**Short problem:**
Leaving out the pictures, retype all the material exactly.

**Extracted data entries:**
◇ ◇ ◇ ◇ ◇

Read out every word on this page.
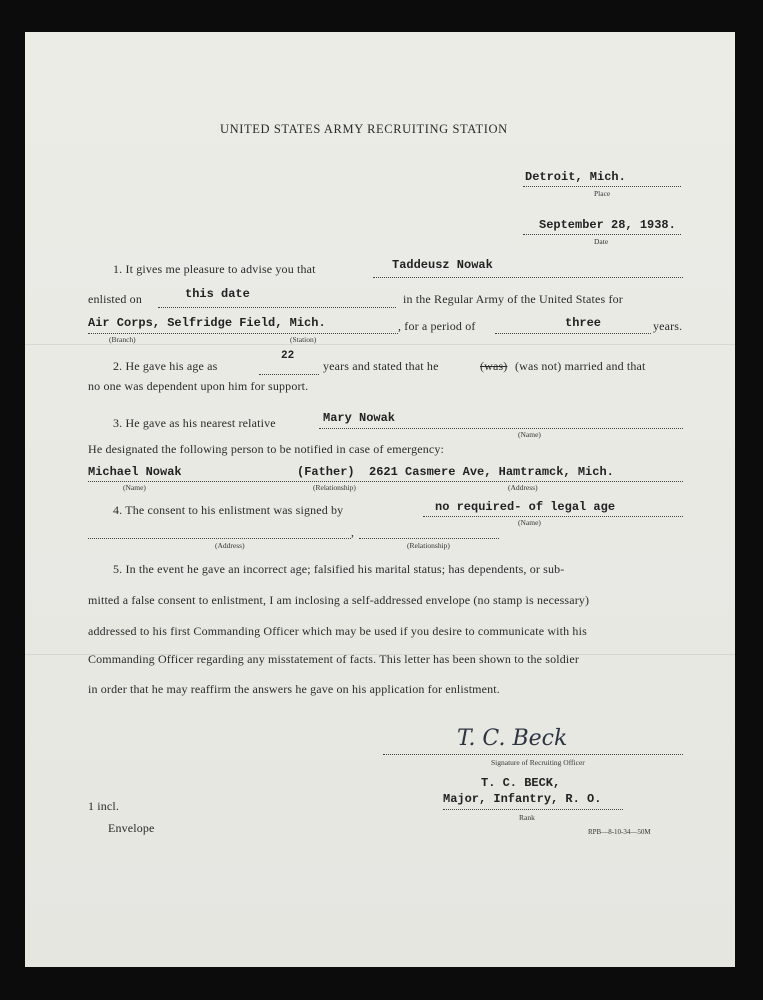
UNITED STATES ARMY RECRUITING STATION
Detroit, Mich.
Place
September 28, 1938.
Date
1. It gives me pleasure to advise you that	Taddeusz Nowak
enlisted on	this date	in the Regular Army of the United States for
Air Corps, Selfridge Field, Mich.	, for a period of	three	years.
(Branch)	(Station)
2. He gave his age as
22
years and stated that he	(was) (was not) married and that
no one was dependent upon him for support.
3. He gave as his nearest relative	Mary Nowak
(Name)
He designated the following person to be notified in case of emergency:
Michael Nowak	(Father) 2621 Casmere Ave, Hamtramck, Mich.
(Name)	(Relationship)	(Address)
4. The consent to his enlistment was signed by	no required- of legal age
(Name)
,
(Address)	(Relationship)
5. In the event he gave an incorrect age; falsified his marital status; has dependents, or sub-
mitted a false consent to enlistment, I am inclosing a self-addressed envelope (no stamp is necessary)
addressed to his first Commanding Officer which may be used if you desire to communicate with his
Commanding Officer regarding any misstatement of facts. This letter has been shown to the soldier
in order that he may reaffirm the answers he gave on his application for enlistment.
T. C. Beck
Signature of Recruiting Officer
T. C. BECK,
Major, Infantry, R. O.
Rank
1 incl.
Envelope	RPB—8-10-34—50M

◇ ◇ ◇ ◇ ◇

**Answer to the exercise:**
Read out every word on this page.
UNITED STATES ARMY RECRUITING STATION
Detroit, Mich.
Place
September 28, 1938.
Date
1. It gives me pleasure to advise you that	Taddeusz Nowak
enlisted on	this date	in the Regular Army of the United States for
Air Corps, Selfridge Field, Mich.	, for a period of	three	years.
(Branch)	(Station)
2. He gave his age as
22
years and stated that he	(was) (was not) married and that
no one was dependent upon him for support.
3. He gave as his nearest relative	Mary Nowak
(Name)
He designated the following person to be notified in case of emergency:
Michael Nowak	(Father) 2621 Casmere Ave, Hamtramck, Mich.
(Name)	(Relationship)	(Address)
4. The consent to his enlistment was signed by	no required- of legal age
(Name)
,
(Address)	(Relationship)
5. In the event he gave an incorrect age; falsified his marital status; has dependents, or sub-
mitted a false consent to enlistment, I am inclosing a self-addressed envelope (no stamp is necessary)
addressed to his first Commanding Officer which may be used if you desire to communicate with his
Commanding Officer regarding any misstatement of facts. This letter has been shown to the soldier
in order that he may reaffirm the answers he gave on his application for enlistment.
T. C. Beck
Signature of Recruiting Officer
T. C. BECK,
Major, Infantry, R. O.
Rank
1 incl.
Envelope	RPB—8-10-34—50M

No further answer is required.